## BEGIN DATA FOR THIS EXERCISE

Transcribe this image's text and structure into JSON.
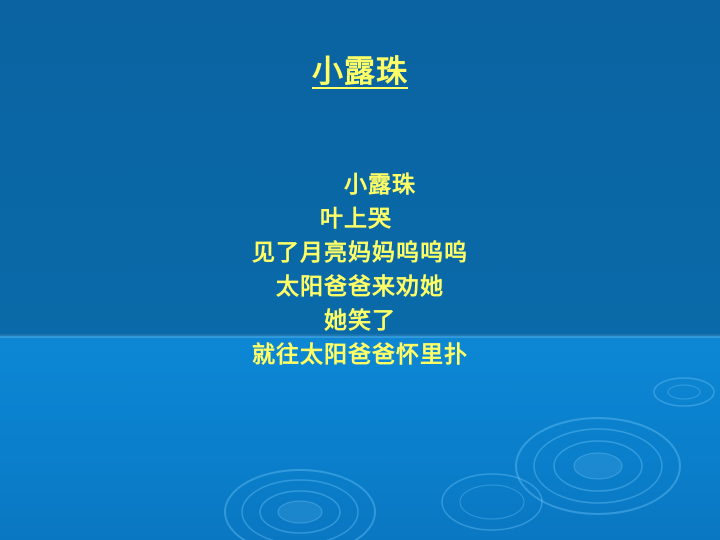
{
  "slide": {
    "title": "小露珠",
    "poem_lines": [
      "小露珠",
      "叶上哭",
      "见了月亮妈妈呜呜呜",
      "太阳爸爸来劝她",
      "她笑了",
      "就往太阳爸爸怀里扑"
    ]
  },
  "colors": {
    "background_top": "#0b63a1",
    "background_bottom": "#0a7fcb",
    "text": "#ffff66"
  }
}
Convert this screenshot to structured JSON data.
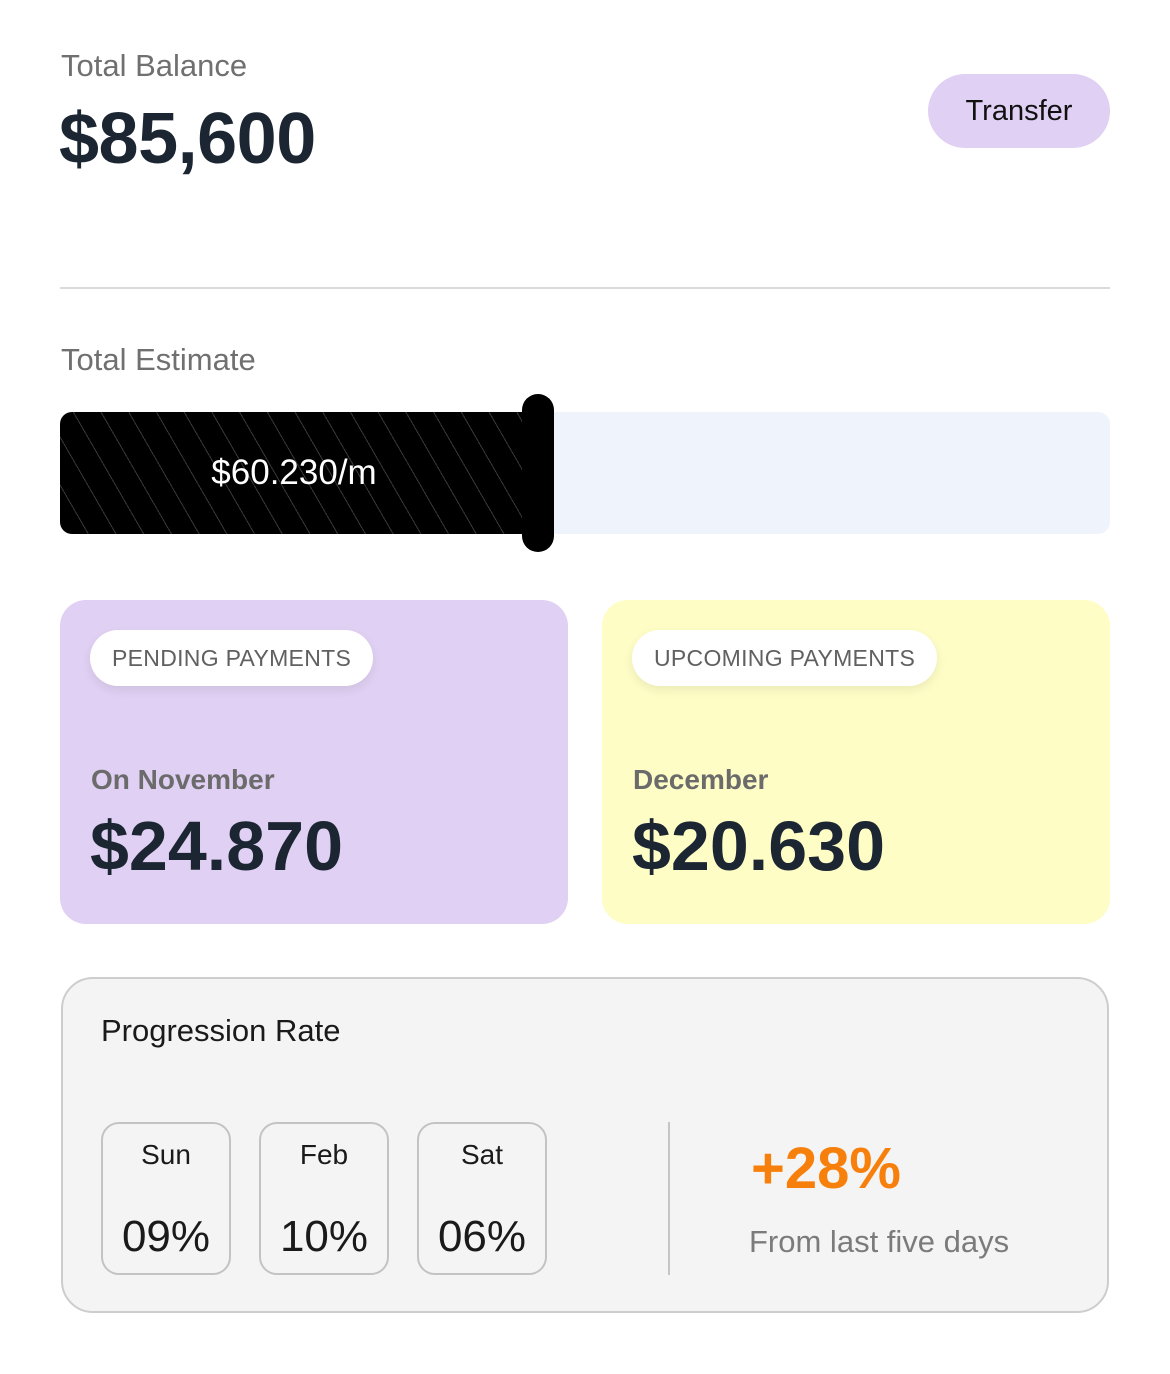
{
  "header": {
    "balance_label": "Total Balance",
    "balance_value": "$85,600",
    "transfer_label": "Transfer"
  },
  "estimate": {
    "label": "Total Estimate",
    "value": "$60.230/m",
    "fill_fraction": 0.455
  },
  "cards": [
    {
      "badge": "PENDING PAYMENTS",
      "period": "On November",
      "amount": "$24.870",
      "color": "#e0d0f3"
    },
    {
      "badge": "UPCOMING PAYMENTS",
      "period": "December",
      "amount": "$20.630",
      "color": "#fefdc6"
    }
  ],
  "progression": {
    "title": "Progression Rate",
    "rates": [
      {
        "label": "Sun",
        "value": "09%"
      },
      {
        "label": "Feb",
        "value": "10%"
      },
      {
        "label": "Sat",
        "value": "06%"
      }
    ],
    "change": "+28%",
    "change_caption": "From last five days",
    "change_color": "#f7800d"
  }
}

## END DATA FOR THIS EXERCISE

## WRITTEN EXERCISE
Give back every line exactly as it stands, pictures excluded.

## OUTPUT FOR THIS EXERCISE
Transcribe this image's text and structure into JSON.
{
  "slide": {
    "title": "小露珠",
    "poem_lines": [
      "小露珠",
      "叶上哭",
      "见了月亮妈妈呜呜呜",
      "太阳爸爸来劝她",
      "她笑了",
      "就往太阳爸爸怀里扑"
    ]
  },
  "colors": {
    "background_top": "#0b63a1",
    "background_bottom": "#0a7fcb",
    "text": "#ffff66"
  }
}
Convert this screenshot to structured JSON data.
{
  "header": {
    "balance_label": "Total Balance",
    "balance_value": "$85,600",
    "transfer_label": "Transfer"
  },
  "estimate": {
    "label": "Total Estimate",
    "value": "$60.230/m",
    "fill_fraction": 0.455
  },
  "cards": [
    {
      "badge": "PENDING PAYMENTS",
      "period": "On November",
      "amount": "$24.870",
      "color": "#e0d0f3"
    },
    {
      "badge": "UPCOMING PAYMENTS",
      "period": "December",
      "amount": "$20.630",
      "color": "#fefdc6"
    }
  ],
  "progression": {
    "title": "Progression Rate",
    "rates": [
      {
        "label": "Sun",
        "value": "09%"
      },
      {
        "label": "Feb",
        "value": "10%"
      },
      {
        "label": "Sat",
        "value": "06%"
      }
    ],
    "change": "+28%",
    "change_caption": "From last five days",
    "change_color": "#f7800d"
  }
}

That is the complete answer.